Problem requirements>
Print the listing that follows, character for character.

========================================

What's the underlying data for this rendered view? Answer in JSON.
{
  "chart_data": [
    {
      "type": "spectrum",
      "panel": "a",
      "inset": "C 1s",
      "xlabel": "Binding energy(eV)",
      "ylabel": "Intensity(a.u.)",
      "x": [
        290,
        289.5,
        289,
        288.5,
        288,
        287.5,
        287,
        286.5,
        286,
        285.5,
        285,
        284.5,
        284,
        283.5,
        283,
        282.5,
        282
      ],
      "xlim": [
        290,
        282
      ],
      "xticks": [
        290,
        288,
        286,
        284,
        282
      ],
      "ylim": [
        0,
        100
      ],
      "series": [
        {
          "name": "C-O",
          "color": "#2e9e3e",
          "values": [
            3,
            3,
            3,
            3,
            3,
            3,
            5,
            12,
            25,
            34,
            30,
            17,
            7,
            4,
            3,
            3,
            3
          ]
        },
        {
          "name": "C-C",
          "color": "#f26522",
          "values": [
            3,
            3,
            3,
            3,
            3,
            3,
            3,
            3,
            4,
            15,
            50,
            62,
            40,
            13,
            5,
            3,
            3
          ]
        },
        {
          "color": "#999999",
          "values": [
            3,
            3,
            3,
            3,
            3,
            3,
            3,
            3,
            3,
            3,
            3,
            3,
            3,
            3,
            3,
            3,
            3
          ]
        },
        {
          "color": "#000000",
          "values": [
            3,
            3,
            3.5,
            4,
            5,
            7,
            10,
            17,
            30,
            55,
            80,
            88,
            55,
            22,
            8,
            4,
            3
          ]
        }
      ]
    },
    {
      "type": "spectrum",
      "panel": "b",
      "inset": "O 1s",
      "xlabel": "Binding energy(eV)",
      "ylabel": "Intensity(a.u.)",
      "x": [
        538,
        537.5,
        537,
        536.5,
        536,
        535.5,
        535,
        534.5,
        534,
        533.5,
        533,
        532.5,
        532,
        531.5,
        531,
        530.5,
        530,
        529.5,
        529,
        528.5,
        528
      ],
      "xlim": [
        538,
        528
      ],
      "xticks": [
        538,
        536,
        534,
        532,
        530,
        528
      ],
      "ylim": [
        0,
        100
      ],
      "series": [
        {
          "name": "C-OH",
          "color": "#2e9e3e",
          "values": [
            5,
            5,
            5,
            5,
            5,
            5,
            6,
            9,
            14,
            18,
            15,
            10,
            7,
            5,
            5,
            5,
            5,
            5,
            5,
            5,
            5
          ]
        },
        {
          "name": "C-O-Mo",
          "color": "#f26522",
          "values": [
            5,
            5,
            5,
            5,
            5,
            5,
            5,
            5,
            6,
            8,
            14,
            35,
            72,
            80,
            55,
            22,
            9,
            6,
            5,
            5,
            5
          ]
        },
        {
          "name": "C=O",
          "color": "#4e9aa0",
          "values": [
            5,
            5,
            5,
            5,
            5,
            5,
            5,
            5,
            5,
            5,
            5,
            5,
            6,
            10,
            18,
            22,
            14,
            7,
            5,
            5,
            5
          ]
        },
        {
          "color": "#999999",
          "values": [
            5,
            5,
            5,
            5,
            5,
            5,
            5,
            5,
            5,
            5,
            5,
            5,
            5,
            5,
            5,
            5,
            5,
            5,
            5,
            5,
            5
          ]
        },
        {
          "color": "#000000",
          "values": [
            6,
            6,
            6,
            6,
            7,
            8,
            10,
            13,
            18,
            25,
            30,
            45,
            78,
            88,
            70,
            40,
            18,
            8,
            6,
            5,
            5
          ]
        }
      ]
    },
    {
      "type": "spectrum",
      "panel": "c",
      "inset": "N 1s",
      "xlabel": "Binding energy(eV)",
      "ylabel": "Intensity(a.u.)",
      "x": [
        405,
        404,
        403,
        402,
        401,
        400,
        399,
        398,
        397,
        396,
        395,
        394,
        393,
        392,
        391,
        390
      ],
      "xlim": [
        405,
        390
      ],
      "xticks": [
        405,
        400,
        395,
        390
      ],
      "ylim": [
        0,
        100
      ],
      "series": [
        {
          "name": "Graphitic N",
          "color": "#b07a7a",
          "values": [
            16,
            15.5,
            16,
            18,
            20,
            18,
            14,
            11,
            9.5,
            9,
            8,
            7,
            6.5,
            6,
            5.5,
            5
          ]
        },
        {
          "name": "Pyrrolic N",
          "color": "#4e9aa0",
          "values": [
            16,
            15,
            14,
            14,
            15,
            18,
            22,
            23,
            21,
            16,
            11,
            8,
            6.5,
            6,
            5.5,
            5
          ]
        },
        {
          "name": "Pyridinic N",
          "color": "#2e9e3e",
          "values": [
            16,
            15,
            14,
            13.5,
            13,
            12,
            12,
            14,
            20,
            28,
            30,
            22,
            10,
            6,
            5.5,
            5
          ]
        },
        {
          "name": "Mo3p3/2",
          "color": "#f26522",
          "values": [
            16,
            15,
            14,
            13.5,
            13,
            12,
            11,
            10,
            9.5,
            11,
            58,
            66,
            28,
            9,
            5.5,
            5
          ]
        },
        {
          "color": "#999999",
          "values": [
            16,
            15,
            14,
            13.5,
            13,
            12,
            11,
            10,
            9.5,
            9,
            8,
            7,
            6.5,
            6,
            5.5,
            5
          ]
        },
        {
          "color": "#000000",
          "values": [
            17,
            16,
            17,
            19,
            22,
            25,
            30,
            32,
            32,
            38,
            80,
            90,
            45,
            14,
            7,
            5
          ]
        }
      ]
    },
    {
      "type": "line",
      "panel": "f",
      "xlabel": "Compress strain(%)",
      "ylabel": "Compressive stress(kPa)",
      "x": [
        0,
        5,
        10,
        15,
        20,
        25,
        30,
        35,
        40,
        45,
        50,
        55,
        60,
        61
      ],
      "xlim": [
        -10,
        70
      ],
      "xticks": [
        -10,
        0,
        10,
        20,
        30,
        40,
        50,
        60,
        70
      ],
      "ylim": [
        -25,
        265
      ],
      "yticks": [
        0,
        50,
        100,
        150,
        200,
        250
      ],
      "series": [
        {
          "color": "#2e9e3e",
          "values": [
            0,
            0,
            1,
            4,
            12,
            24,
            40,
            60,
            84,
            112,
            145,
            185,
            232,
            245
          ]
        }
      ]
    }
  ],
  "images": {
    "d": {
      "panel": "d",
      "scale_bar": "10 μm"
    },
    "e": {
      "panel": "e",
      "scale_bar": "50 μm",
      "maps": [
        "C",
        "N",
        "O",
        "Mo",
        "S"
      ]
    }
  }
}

========================================

Finished task>
What's the underlying data for this rendered view? Answer in JSON.
{
  "chart_data": [
    {
      "type": "spectrum",
      "panel": "a",
      "inset": "C 1s",
      "xlabel": "Binding energy(eV)",
      "ylabel": "Intensity(a.u.)",
      "x": [
        290,
        289.5,
        289,
        288.5,
        288,
        287.5,
        287,
        286.5,
        286,
        285.5,
        285,
        284.5,
        284,
        283.5,
        283,
        282.5,
        282
      ],
      "xlim": [
        290,
        282
      ],
      "xticks": [
        290,
        288,
        286,
        284,
        282
      ],
      "ylim": [
        0,
        100
      ],
      "series": [
        {
          "name": "C-O",
          "color": "#2e9e3e",
          "values": [
            3,
            3,
            3,
            3,
            3,
            3,
            5,
            12,
            25,
            34,
            30,
            17,
            7,
            4,
            3,
            3,
            3
          ]
        },
        {
          "name": "C-C",
          "color": "#f26522",
          "values": [
            3,
            3,
            3,
            3,
            3,
            3,
            3,
            3,
            4,
            15,
            50,
            62,
            40,
            13,
            5,
            3,
            3
          ]
        },
        {
          "color": "#999999",
          "values": [
            3,
            3,
            3,
            3,
            3,
            3,
            3,
            3,
            3,
            3,
            3,
            3,
            3,
            3,
            3,
            3,
            3
          ]
        },
        {
          "color": "#000000",
          "values": [
            3,
            3,
            3.5,
            4,
            5,
            7,
            10,
            17,
            30,
            55,
            80,
            88,
            55,
            22,
            8,
            4,
            3
          ]
        }
      ]
    },
    {
      "type": "spectrum",
      "panel": "b",
      "inset": "O 1s",
      "xlabel": "Binding energy(eV)",
      "ylabel": "Intensity(a.u.)",
      "x": [
        538,
        537.5,
        537,
        536.5,
        536,
        535.5,
        535,
        534.5,
        534,
        533.5,
        533,
        532.5,
        532,
        531.5,
        531,
        530.5,
        530,
        529.5,
        529,
        528.5,
        528
      ],
      "xlim": [
        538,
        528
      ],
      "xticks": [
        538,
        536,
        534,
        532,
        530,
        528
      ],
      "ylim": [
        0,
        100
      ],
      "series": [
        {
          "name": "C-OH",
          "color": "#2e9e3e",
          "values": [
            5,
            5,
            5,
            5,
            5,
            5,
            6,
            9,
            14,
            18,
            15,
            10,
            7,
            5,
            5,
            5,
            5,
            5,
            5,
            5,
            5
          ]
        },
        {
          "name": "C-O-Mo",
          "color": "#f26522",
          "values": [
            5,
            5,
            5,
            5,
            5,
            5,
            5,
            5,
            6,
            8,
            14,
            35,
            72,
            80,
            55,
            22,
            9,
            6,
            5,
            5,
            5
          ]
        },
        {
          "name": "C=O",
          "color": "#4e9aa0",
          "values": [
            5,
            5,
            5,
            5,
            5,
            5,
            5,
            5,
            5,
            5,
            5,
            5,
            6,
            10,
            18,
            22,
            14,
            7,
            5,
            5,
            5
          ]
        },
        {
          "color": "#999999",
          "values": [
            5,
            5,
            5,
            5,
            5,
            5,
            5,
            5,
            5,
            5,
            5,
            5,
            5,
            5,
            5,
            5,
            5,
            5,
            5,
            5,
            5
          ]
        },
        {
          "color": "#000000",
          "values": [
            6,
            6,
            6,
            6,
            7,
            8,
            10,
            13,
            18,
            25,
            30,
            45,
            78,
            88,
            70,
            40,
            18,
            8,
            6,
            5,
            5
          ]
        }
      ]
    },
    {
      "type": "spectrum",
      "panel": "c",
      "inset": "N 1s",
      "xlabel": "Binding energy(eV)",
      "ylabel": "Intensity(a.u.)",
      "x": [
        405,
        404,
        403,
        402,
        401,
        400,
        399,
        398,
        397,
        396,
        395,
        394,
        393,
        392,
        391,
        390
      ],
      "xlim": [
        405,
        390
      ],
      "xticks": [
        405,
        400,
        395,
        390
      ],
      "ylim": [
        0,
        100
      ],
      "series": [
        {
          "name": "Graphitic N",
          "color": "#b07a7a",
          "values": [
            16,
            15.5,
            16,
            18,
            20,
            18,
            14,
            11,
            9.5,
            9,
            8,
            7,
            6.5,
            6,
            5.5,
            5
          ]
        },
        {
          "name": "Pyrrolic N",
          "color": "#4e9aa0",
          "values": [
            16,
            15,
            14,
            14,
            15,
            18,
            22,
            23,
            21,
            16,
            11,
            8,
            6.5,
            6,
            5.5,
            5
          ]
        },
        {
          "name": "Pyridinic N",
          "color": "#2e9e3e",
          "values": [
            16,
            15,
            14,
            13.5,
            13,
            12,
            12,
            14,
            20,
            28,
            30,
            22,
            10,
            6,
            5.5,
            5
          ]
        },
        {
          "name": "Mo3p3/2",
          "color": "#f26522",
          "values": [
            16,
            15,
            14,
            13.5,
            13,
            12,
            11,
            10,
            9.5,
            11,
            58,
            66,
            28,
            9,
            5.5,
            5
          ]
        },
        {
          "color": "#999999",
          "values": [
            16,
            15,
            14,
            13.5,
            13,
            12,
            11,
            10,
            9.5,
            9,
            8,
            7,
            6.5,
            6,
            5.5,
            5
          ]
        },
        {
          "color": "#000000",
          "values": [
            17,
            16,
            17,
            19,
            22,
            25,
            30,
            32,
            32,
            38,
            80,
            90,
            45,
            14,
            7,
            5
          ]
        }
      ]
    },
    {
      "type": "line",
      "panel": "f",
      "xlabel": "Compress strain(%)",
      "ylabel": "Compressive stress(kPa)",
      "x": [
        0,
        5,
        10,
        15,
        20,
        25,
        30,
        35,
        40,
        45,
        50,
        55,
        60,
        61
      ],
      "xlim": [
        -10,
        70
      ],
      "xticks": [
        -10,
        0,
        10,
        20,
        30,
        40,
        50,
        60,
        70
      ],
      "ylim": [
        -25,
        265
      ],
      "yticks": [
        0,
        50,
        100,
        150,
        200,
        250
      ],
      "series": [
        {
          "color": "#2e9e3e",
          "values": [
            0,
            0,
            1,
            4,
            12,
            24,
            40,
            60,
            84,
            112,
            145,
            185,
            232,
            245
          ]
        }
      ]
    }
  ],
  "images": {
    "d": {
      "panel": "d",
      "scale_bar": "10 μm"
    },
    "e": {
      "panel": "e",
      "scale_bar": "50 μm",
      "maps": [
        "C",
        "N",
        "O",
        "Mo",
        "S"
      ]
    }
  }
}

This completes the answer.